** begin **
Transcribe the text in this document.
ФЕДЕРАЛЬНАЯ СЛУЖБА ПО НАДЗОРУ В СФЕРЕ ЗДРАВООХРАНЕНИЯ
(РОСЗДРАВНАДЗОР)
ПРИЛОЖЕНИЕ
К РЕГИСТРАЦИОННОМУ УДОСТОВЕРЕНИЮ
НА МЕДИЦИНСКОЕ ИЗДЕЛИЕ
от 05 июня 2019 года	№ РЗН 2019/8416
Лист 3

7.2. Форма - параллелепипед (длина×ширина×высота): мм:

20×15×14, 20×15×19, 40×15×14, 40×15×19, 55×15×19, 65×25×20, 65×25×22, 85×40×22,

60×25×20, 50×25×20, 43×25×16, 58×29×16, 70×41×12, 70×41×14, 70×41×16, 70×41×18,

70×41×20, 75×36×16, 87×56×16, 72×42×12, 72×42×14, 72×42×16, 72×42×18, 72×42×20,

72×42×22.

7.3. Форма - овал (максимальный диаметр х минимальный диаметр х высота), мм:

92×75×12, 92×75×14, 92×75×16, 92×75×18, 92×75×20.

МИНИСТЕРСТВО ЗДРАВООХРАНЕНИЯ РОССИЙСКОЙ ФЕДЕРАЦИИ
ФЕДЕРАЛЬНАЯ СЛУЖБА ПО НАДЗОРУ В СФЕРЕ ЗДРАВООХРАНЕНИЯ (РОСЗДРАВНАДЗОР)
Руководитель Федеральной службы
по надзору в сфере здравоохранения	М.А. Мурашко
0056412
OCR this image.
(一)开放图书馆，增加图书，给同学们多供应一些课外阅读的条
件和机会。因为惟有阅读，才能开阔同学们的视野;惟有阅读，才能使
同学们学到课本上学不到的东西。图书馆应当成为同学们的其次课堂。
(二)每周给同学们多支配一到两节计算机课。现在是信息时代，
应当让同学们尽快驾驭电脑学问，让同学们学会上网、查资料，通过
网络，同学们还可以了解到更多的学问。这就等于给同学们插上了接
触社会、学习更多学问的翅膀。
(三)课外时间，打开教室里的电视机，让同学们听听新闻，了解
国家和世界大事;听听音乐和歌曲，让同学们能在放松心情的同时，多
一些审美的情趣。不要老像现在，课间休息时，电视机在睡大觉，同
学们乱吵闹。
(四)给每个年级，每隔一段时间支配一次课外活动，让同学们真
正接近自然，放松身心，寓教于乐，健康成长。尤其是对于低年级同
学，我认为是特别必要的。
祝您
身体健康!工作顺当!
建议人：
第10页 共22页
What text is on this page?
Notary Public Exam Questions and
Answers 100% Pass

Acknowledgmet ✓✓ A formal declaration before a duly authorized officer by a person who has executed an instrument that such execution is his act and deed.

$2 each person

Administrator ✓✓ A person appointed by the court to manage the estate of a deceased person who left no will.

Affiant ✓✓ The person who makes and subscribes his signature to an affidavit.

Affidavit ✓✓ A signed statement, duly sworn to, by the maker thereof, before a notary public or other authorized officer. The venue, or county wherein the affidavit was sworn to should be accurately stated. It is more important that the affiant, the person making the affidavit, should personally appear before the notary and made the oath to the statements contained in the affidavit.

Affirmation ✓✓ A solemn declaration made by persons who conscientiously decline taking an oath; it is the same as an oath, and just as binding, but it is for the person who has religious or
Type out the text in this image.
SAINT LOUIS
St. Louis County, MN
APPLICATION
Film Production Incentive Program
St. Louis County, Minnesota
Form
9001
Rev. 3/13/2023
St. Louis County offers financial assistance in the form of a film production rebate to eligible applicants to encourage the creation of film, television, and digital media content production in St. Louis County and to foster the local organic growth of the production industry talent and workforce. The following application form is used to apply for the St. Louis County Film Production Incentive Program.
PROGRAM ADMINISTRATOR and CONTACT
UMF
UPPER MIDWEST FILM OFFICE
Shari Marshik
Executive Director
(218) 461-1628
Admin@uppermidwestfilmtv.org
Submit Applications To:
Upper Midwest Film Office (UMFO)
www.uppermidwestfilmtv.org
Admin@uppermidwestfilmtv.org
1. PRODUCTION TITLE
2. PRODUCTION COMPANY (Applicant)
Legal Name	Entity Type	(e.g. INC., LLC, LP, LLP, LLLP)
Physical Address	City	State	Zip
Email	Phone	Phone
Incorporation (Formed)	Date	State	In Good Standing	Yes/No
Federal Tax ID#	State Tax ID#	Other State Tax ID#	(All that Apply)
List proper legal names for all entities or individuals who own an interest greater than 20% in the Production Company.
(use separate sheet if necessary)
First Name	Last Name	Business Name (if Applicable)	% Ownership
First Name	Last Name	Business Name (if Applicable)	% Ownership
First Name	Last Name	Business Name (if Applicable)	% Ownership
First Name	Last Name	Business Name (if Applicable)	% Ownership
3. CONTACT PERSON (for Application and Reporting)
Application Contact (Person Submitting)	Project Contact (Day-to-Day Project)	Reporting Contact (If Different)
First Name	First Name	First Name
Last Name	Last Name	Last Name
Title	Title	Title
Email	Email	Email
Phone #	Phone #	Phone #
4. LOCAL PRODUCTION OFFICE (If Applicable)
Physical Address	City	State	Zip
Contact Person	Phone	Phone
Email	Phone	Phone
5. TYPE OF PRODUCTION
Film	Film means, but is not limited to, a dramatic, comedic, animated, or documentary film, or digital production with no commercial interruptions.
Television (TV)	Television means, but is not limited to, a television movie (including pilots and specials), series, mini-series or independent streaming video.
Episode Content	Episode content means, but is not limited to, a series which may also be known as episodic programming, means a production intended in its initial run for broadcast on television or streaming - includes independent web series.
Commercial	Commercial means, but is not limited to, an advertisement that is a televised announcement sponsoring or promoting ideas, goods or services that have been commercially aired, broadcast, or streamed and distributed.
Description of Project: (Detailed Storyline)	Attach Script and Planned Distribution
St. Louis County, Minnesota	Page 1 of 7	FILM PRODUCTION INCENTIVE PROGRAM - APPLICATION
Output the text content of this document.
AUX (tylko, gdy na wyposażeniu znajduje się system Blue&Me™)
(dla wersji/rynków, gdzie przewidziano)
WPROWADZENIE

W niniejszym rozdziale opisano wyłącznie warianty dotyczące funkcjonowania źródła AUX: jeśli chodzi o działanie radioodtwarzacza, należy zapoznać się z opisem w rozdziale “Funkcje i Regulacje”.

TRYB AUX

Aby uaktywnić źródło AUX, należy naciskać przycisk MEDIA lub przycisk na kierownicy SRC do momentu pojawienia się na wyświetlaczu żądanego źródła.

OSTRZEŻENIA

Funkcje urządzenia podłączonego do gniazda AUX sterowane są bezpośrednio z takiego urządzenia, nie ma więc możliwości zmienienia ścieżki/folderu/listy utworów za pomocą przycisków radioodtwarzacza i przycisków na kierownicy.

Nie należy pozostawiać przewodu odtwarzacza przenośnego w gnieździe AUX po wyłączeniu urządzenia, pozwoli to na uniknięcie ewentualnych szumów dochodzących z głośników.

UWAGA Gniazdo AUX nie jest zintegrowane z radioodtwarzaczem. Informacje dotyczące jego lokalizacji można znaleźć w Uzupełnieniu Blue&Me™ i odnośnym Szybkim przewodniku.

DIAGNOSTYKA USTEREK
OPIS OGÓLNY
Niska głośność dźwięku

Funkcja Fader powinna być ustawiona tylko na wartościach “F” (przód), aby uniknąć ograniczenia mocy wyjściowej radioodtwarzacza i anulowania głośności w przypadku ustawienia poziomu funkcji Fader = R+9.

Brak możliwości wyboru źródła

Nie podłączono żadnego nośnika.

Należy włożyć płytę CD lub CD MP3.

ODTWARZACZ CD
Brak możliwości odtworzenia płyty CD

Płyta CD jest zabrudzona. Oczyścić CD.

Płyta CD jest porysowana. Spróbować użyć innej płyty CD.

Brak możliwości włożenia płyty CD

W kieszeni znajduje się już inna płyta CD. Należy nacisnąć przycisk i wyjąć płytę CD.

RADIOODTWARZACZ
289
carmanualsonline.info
** end **
Copy out every line with the word "authorized".

> _Written answer_
Acknowledgmet ✓✓ A formal declaration before a duly authorized officer by a person who has executed an instrument that such execution is his act and deed.
Affidavit ✓✓ A signed statement, duly sworn to, by the maker thereof, before a notary public or other authorized officer. The venue, or county wherein the affidavit was sworn to should be accurately stated. It is more important that the affiant, the person making the affidavit, should personally appear before the notary and made the oath to the statements contained in the affidavit.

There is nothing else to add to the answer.